随意契約は入札等の競争の方法によらず、発注者において任意適当と認める相手方と契約することをいいます。随意契約では相手方となる者から見積書を徴しますが、二人以上から見積書をとる場合を見積合せといい、一人の相手方からとる場合は特命です。会計法は前述のとおり一般競争入札を原則としているので、契約の性質または目的が競争を許さない場合、緊急の必要により競争に付することができない場合、および競争に付することが不利と認められる場合にのみ随意契約に付することができることになっています。
これらの契約締結方法にはそれぞれ長短があり、いずれを可とするかは一概に断定できません。単に機会均等のみを考えれば抽選も一つの方法ですが、これでは射倖性が強くなり、業者の企業努力は失われ技術の進歩を期しえません。随意契約も同様の結果となりがちであり、やはり競争が必要ですが、指名競争入札は指名権の濫用を伴うとともに談合を容易ならしめるので、結局のところ制限付一般競争入礼が今後の在り方であるとされます。

☆ ☆ ☆ ☆

▶ 指示
[a] 本文によると、一人の相手方だけから見積書をとる場合は何と呼ばれますか。
[b] 本文の「随意契約は入札等の競争の方法」から「後の在り方であるとされます。」までの部分を、「抽選」を「くじ引き」に改めて書き直してください。
[c] 契約締結方法について述べた本文の続きを、最後の文の後から書き進めてください。

☆ ☆ ☆ ☆

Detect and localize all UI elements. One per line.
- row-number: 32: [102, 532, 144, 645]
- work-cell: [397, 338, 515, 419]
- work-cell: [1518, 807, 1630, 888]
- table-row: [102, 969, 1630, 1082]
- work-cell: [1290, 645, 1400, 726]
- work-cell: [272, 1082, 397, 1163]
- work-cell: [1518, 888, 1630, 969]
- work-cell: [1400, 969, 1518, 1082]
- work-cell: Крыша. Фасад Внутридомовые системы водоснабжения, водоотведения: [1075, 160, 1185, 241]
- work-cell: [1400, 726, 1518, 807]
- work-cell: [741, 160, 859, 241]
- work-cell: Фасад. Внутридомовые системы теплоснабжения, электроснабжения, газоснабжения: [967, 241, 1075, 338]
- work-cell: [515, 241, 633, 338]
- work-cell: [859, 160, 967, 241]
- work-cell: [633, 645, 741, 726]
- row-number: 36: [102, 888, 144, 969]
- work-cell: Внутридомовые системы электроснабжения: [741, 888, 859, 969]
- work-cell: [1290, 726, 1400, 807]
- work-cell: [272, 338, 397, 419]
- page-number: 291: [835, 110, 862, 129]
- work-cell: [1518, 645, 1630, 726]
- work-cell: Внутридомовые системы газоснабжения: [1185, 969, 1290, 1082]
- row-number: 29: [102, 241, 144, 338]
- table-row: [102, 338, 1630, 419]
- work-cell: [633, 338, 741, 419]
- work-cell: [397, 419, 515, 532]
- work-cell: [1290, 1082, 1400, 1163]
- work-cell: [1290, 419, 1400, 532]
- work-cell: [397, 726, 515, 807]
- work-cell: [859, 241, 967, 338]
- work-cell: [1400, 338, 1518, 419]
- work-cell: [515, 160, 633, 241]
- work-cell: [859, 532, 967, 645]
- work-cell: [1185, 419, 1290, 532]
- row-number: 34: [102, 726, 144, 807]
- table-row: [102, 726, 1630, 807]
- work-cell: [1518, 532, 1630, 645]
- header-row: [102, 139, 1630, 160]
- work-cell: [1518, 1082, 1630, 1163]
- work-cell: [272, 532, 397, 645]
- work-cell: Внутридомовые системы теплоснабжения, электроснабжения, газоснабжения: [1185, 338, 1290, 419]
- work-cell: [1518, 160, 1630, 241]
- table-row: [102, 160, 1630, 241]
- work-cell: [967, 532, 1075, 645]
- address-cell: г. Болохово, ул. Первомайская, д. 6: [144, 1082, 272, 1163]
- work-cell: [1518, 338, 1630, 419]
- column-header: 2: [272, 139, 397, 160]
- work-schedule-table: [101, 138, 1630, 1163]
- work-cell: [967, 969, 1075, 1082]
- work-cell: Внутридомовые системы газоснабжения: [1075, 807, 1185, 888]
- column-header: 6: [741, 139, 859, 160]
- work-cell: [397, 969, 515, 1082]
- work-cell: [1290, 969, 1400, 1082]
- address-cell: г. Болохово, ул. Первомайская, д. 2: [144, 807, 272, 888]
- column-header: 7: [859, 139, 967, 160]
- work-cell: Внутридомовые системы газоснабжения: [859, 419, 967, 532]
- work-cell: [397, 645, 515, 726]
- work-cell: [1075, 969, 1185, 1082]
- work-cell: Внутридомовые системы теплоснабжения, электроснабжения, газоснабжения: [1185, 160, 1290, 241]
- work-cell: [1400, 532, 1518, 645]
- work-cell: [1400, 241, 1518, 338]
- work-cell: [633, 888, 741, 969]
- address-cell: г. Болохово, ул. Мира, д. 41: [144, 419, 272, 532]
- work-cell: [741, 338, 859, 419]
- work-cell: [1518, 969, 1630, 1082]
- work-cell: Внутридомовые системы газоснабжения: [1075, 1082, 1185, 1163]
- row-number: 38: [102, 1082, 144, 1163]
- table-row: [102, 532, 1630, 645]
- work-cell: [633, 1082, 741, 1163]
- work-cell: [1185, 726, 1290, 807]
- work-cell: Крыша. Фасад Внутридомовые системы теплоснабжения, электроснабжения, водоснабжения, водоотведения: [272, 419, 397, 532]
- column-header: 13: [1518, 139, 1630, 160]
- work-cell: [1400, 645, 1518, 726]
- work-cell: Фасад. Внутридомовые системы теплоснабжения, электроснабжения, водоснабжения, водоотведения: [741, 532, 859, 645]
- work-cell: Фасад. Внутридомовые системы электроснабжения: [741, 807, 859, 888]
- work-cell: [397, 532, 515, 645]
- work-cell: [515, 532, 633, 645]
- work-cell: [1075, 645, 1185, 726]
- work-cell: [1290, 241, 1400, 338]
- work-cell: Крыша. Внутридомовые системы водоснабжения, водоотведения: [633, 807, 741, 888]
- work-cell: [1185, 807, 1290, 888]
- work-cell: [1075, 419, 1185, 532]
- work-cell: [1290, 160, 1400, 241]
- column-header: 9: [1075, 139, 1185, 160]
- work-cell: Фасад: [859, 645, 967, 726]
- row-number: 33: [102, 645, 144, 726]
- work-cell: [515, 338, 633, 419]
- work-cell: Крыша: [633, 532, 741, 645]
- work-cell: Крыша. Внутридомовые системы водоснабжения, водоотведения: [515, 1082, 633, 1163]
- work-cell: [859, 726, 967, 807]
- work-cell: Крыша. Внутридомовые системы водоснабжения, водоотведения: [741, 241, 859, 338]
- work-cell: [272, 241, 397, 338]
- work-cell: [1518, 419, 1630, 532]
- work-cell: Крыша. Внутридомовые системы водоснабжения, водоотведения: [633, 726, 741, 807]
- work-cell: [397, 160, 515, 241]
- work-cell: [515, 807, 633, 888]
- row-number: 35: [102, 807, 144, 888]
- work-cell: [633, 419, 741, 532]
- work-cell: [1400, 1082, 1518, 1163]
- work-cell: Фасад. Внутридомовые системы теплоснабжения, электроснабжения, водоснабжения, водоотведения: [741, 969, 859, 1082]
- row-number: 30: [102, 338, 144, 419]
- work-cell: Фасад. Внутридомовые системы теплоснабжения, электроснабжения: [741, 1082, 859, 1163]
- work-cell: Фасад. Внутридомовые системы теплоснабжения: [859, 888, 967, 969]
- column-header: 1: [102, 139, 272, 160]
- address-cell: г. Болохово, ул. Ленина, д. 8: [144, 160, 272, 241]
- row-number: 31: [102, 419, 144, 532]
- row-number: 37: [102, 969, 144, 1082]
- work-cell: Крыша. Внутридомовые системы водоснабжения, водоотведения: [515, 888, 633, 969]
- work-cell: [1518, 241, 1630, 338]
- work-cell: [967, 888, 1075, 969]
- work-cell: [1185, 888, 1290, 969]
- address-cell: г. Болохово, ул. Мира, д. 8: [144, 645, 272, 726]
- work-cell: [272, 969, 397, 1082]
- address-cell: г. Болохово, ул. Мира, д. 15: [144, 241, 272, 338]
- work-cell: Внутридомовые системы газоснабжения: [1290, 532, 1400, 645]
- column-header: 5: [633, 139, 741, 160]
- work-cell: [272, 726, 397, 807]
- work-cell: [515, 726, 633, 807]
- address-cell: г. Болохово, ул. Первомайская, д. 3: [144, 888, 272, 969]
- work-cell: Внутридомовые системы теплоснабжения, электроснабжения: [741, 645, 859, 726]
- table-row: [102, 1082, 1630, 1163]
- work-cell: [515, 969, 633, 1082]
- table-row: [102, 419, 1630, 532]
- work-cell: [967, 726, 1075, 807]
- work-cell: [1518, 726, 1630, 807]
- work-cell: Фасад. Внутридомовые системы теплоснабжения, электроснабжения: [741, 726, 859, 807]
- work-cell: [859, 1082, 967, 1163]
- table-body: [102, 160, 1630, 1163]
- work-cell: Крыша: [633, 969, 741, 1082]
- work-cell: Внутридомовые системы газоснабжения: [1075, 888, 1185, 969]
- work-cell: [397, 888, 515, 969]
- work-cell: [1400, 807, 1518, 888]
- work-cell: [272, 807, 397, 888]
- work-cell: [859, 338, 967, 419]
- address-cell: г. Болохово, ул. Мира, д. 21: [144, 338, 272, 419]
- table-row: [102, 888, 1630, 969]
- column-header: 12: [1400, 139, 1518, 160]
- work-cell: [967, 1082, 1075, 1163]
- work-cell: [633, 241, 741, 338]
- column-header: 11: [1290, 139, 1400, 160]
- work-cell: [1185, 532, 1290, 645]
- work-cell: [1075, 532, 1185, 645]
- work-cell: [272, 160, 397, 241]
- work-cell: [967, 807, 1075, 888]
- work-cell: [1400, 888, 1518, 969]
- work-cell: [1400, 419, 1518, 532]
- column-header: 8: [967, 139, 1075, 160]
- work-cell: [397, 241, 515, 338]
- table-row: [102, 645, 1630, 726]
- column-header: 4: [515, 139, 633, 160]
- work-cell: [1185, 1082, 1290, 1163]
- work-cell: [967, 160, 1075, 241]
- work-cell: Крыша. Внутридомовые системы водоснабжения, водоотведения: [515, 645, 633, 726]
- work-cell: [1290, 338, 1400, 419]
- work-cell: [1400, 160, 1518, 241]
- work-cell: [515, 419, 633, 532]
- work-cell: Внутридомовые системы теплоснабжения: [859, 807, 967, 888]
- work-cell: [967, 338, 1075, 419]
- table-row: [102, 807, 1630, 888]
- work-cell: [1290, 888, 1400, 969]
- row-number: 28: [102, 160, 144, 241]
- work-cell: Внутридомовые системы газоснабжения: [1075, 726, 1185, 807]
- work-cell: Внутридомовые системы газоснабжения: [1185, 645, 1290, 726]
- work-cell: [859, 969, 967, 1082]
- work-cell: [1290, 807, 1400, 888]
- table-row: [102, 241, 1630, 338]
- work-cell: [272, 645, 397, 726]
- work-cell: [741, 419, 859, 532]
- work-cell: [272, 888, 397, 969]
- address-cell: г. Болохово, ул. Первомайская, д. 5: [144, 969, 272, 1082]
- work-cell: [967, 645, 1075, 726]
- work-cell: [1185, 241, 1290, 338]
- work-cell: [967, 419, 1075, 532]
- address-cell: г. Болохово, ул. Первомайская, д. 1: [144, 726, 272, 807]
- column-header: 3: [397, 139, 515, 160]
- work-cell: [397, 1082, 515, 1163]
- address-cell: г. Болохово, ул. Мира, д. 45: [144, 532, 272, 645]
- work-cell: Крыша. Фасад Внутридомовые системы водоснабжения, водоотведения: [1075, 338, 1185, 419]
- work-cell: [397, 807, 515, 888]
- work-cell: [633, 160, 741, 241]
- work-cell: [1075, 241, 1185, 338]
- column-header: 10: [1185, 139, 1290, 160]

☆ ☆ ☆ ☆

▶ 解答
[a] 特命です。

[b]
随意契約は入札等の競争の方法によらず、発注者において任意適当と認める相手方と契約することをいいます。随意契約では相手方となる者から見積書を徴しますが、二人以上から見積書をとる場合を見積合せといい、一人の相手方からとる場合は特命です。会計法は前述のとおり一般競争入札を原則としているので、契約の性質または目的が競争を許さない場合、緊急の必要により競争に付することができない場合、および競争に付することが不利と認められる場合にのみ随意契約に付することができることになっています。
これらの契約締結方法にはそれぞれ長短があり、いずれを可とするかは一概に断定できません。単に機会均等のみを考えればくじ引きも一つの方法ですが、これでは射倖性が強くなり、業者の企業努力は失われ技術の進歩を期しえません。随意契約も同様の結果となりがちであり、やはり競争が必要ですが、指名競争入札は指名権の濫用を伴うとともに談合を容易ならしめるので、結局のところ制限付一般競争入礼が今後の在り方であるとされます。

[c]
談合という言葉は刑法96条の3に用いられていますが、これは入札の競争、競売に加わるものが互いに通謀して、その中の特定の者を落札者ないし競落者たらしめるため、他の者は一定の価格以下または以上に入札または付値しないことを協定することです。工事の入札における談合は、特定の者を落札者たらしめるため、他の者は一定の価格以下に入札をしないことを協定することです。つまり、談合は営業制限の協定の一種であり、英米では業者間の協定は独占を生ぜしめるおそれがあるという観点から取り締まられます。
談合行為が本質上違法な行為かどうかについてはかつて学界で論議されたところですが、商取引に多少の駆け引きを伴うことは当然であって、談合行為自体が違法な行為だと解すべきではなく、それが特に信義にもとり、公益に反する場合に可罰性を生じると解すべきものと思われます。
施工業者が決まると契約を締結することになりますが、請負は諾成、不要式契約であるため承諾により契約は成立します。しかし、入札の場合に契約はいつ成立するかについては問題があります。入札の公告を契約の申込と解すれば入札書の提出は契約の承諾であり、入札の公告を申込の誘引と解すれば入札書の提出は申込であり、落札者の決定が承諾となります。米国では後者の建前をとっています。日本では従来、前者が通説とされましたが、現行会計法は見解を改めて、契約書に記名押印しなければ契約は確定しないと定め、契約書の調印により契約が成立するとしました。つまり要式行為を要しない民法の特別現定であるとされます。
工事の請負では契約条件の一部が不確定のまま着工させることがよくありますが、その場合正式契約ができないので、いわゆる仮契約を締結します。仮契約の性質が問題になりますが、次の三つの場合が考えられます。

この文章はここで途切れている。